# Dataset entries
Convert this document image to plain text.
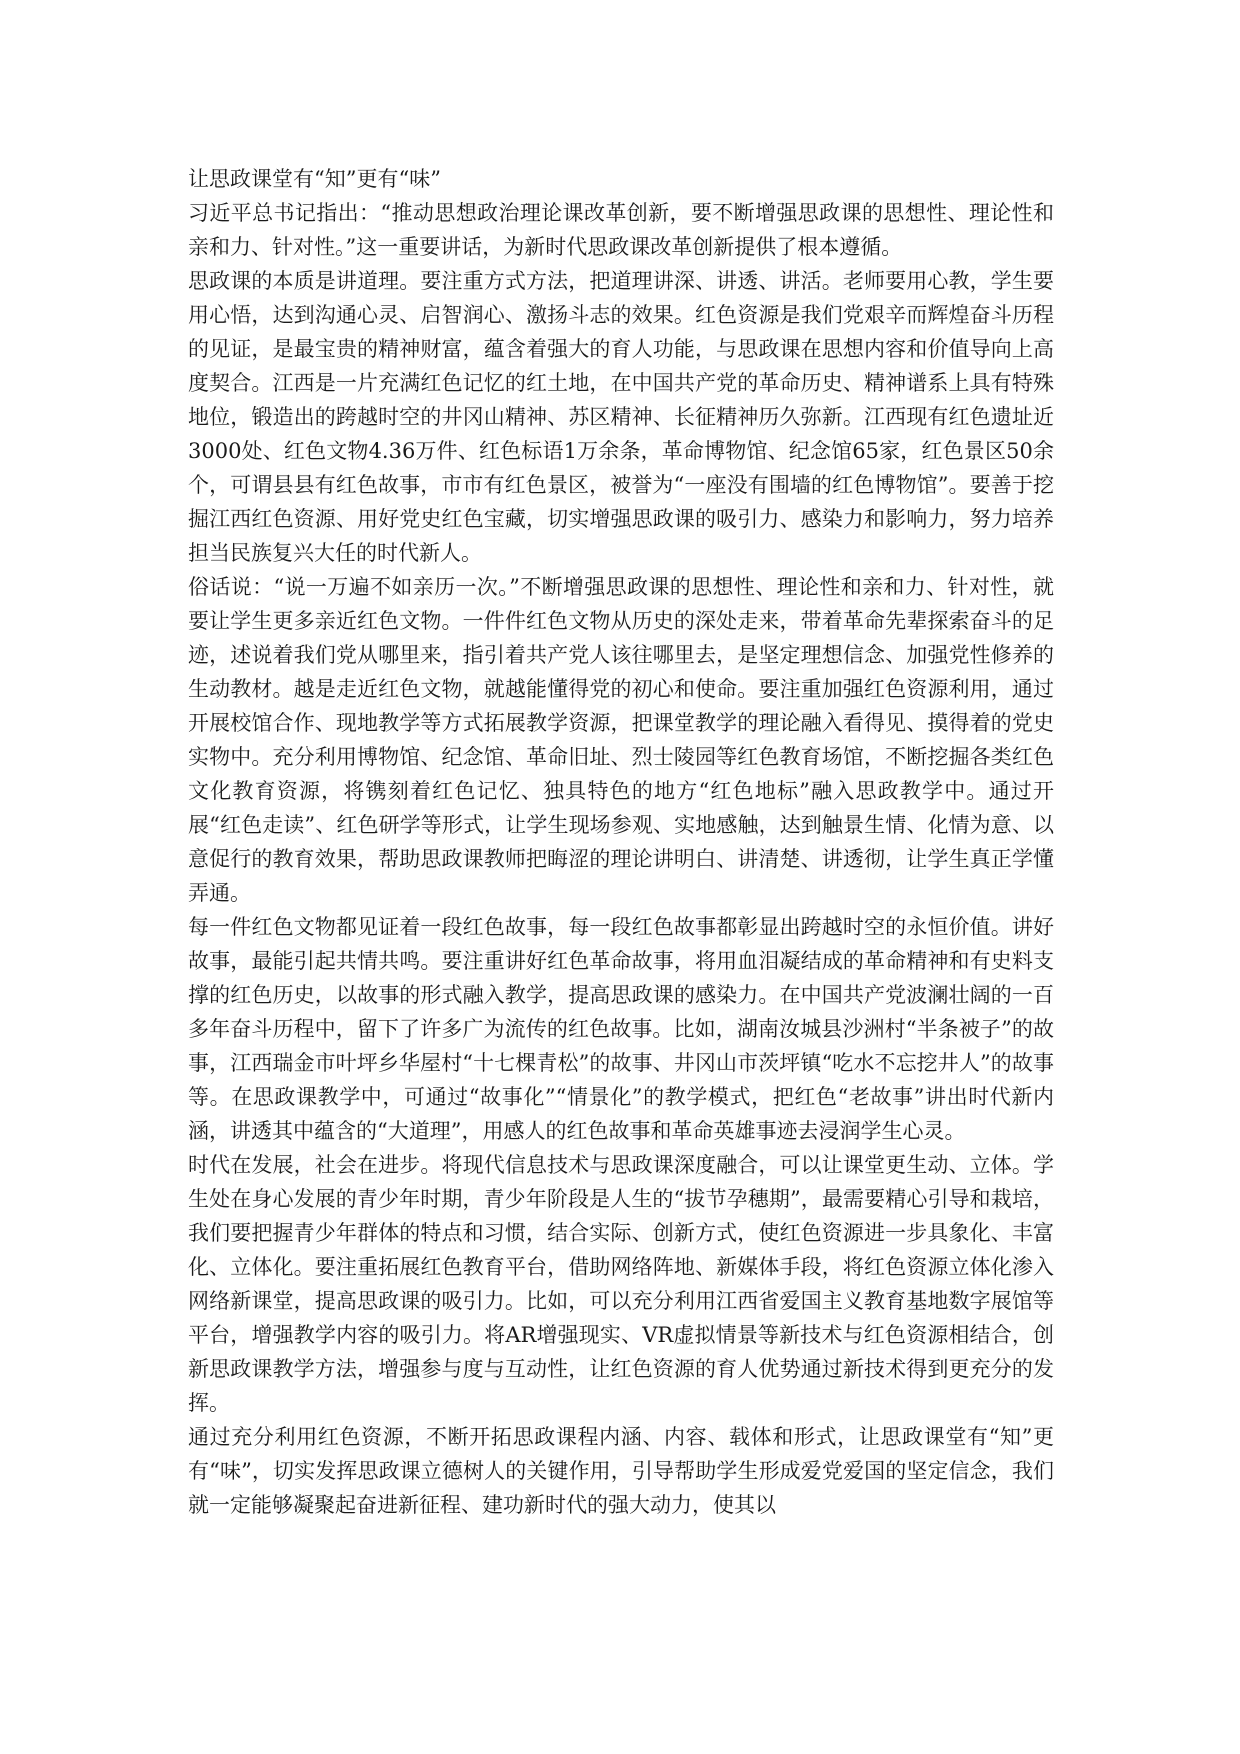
让思政课堂有“知”更有“味”

习近平总书记指出：“推动思想政治理论课改革创新，要不断增强思政课的思想性、理论性和亲和力、针对性。”这一重要讲话，为新时代思政课改革创新提供了根本遵循。

思政课的本质是讲道理。要注重方式方法，把道理讲深、讲透、讲活。老师要用心教，学生要用心悟，达到沟通心灵、启智润心、激扬斗志的效果。红色资源是我们党艰辛而辉煌奋斗历程的见证，是最宝贵的精神财富，蕴含着强大的育人功能，与思政课在思想内容和价值导向上高度契合。江西是一片充满红色记忆的红土地，在中国共产党的革命历史、精神谱系上具有特殊地位，锻造出的跨越时空的井冈山精神、苏区精神、长征精神历久弥新。江西现有红色遗址近3000处、红色文物4.36万件、红色标语1万余条，革命博物馆、纪念馆65家，红色景区50余个，可谓县县有红色故事，市市有红色景区，被誉为“一座没有围墙的红色博物馆”。要善于挖掘江西红色资源、用好党史红色宝藏，切实增强思政课的吸引力、感染力和影响力，努力培养担当民族复兴大任的时代新人。

俗话说：“说一万遍不如亲历一次。”不断增强思政课的思想性、理论性和亲和力、针对性，就要让学生更多亲近红色文物。一件件红色文物从历史的深处走来，带着革命先辈探索奋斗的足迹，述说着我们党从哪里来，指引着共产党人该往哪里去，是坚定理想信念、加强党性修养的生动教材。越是走近红色文物，就越能懂得党的初心和使命。要注重加强红色资源利用，通过开展校馆合作、现地教学等方式拓展教学资源，把课堂教学的理论融入看得见、摸得着的党史实物中。充分利用博物馆、纪念馆、革命旧址、烈士陵园等红色教育场馆，不断挖掘各类红色文化教育资源，将镌刻着红色记忆、独具特色的地方“红色地标”融入思政教学中。通过开展“红色走读”、红色研学等形式，让学生现场参观、实地感触，达到触景生情、化情为意、以意促行的教育效果，帮助思政课教师把晦涩的理论讲明白、讲清楚、讲透彻，让学生真正学懂弄通。

每一件红色文物都见证着一段红色故事，每一段红色故事都彰显出跨越时空的永恒价值。讲好故事，最能引起共情共鸣。要注重讲好红色革命故事，将用血泪凝结成的革命精神和有史料支撑的红色历史，以故事的形式融入教学，提高思政课的感染力。在中国共产党波澜壮阔的一百多年奋斗历程中，留下了许多广为流传的红色故事。比如，湖南汝城县沙洲村“半条被子”的故事，江西瑞金市叶坪乡华屋村“十七棵青松”的故事、井冈山市茨坪镇“吃水不忘挖井人”的故事等。在思政课教学中，可通过“故事化”“情景化”的教学模式，把红色“老故事”讲出时代新内涵，讲透其中蕴含的“大道理”，用感人的红色故事和革命英雄事迹去浸润学生心灵。

时代在发展，社会在进步。将现代信息技术与思政课深度融合，可以让课堂更生动、立体。学生处在身心发展的青少年时期，青少年阶段是人生的“拔节孕穗期”，最需要精心引导和栽培，我们要把握青少年群体的特点和习惯，结合实际、创新方式，使红色资源进一步具象化、丰富化、立体化。要注重拓展红色教育平台，借助网络阵地、新媒体手段，将红色资源立体化渗入网络新课堂，提高思政课的吸引力。比如，可以充分利用江西省爱国主义教育基地数字展馆等平台，增强教学内容的吸引力。将AR增强现实、VR虚拟情景等新技术与红色资源相结合，创新思政课教学方法，增强参与度与互动性，让红色资源的育人优势通过新技术得到更充分的发挥。

通过充分利用红色资源，不断开拓思政课程内涵、内容、载体和形式，让思政课堂有“知”更有“味”，切实发挥思政课立德树人的关键作用，引导帮助学生形成爱党爱国的坚定信念，我们就一定能够凝聚起奋进新征程、建功新时代的强大动力，使其以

# Requirement
From the entries above, extract every line where the word "让思政课堂有" appears.

# Written answer
让思政课堂有“知”更有“味”
通过充分利用红色资源，不断开拓思政课程内涵、内容、载体和形式，让思政课堂有“知”更有“味”，切实发挥思政课立德树人的关键作用，引导帮助学生形成爱党爱国的坚定信念，我们就一定能够凝聚起奋进新征程、建功新时代的强大动力，使其以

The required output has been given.